* _Work instructions_
Find the lines in these entries that include the word "JSON" and state how many there are, with no other words.

* _Data rows_
BEGIN
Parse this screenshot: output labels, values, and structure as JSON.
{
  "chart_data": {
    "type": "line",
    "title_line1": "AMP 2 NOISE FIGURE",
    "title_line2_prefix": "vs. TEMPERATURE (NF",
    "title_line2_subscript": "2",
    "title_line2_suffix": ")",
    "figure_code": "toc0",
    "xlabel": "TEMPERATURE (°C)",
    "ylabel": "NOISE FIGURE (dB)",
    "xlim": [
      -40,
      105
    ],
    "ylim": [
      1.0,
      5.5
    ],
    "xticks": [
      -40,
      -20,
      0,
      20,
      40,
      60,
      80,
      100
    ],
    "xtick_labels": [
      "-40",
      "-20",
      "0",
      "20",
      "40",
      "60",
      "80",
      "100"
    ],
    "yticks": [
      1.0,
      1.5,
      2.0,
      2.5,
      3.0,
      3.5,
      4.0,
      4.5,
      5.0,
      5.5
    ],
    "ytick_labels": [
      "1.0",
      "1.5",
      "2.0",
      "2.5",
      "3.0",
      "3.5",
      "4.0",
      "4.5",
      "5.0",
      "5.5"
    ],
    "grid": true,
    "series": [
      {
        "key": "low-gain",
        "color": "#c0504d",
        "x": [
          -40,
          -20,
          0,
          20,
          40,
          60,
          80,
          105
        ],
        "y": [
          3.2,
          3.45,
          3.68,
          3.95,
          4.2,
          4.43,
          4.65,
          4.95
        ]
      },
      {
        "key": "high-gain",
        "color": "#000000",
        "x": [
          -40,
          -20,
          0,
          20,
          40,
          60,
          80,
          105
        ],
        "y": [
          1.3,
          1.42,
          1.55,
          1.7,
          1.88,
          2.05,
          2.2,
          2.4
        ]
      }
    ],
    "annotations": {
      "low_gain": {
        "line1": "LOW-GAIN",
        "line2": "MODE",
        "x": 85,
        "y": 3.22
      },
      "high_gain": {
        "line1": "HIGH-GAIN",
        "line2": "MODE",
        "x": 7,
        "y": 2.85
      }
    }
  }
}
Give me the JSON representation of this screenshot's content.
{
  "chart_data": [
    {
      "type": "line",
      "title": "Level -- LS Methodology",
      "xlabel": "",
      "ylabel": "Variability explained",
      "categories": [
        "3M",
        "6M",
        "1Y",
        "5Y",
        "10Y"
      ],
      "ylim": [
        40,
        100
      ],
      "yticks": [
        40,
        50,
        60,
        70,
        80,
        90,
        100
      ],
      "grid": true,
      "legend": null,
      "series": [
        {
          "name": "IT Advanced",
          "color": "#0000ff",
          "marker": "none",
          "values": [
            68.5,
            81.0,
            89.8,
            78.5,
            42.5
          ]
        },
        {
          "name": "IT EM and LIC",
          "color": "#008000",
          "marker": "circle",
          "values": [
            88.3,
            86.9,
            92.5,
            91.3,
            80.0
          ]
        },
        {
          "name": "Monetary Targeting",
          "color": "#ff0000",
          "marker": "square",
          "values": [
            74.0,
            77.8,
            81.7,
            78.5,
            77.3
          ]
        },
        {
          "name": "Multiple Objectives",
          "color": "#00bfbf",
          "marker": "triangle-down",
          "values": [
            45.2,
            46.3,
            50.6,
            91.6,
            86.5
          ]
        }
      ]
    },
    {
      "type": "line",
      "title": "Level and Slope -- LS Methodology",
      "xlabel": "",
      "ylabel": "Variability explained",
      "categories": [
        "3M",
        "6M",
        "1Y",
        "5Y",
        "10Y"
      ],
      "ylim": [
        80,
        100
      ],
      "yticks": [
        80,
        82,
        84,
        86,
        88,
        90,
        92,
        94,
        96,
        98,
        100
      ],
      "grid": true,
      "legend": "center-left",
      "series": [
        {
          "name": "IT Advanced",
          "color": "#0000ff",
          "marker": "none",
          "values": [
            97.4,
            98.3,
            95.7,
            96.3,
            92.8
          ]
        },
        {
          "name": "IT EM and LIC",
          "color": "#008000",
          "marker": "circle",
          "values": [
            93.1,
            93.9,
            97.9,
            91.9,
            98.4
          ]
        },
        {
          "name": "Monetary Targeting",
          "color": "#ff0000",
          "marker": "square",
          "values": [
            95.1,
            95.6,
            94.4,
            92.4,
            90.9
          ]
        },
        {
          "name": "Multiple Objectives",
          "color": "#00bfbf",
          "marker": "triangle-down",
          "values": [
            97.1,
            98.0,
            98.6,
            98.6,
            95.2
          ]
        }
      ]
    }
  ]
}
END
* _Finished exercise_
2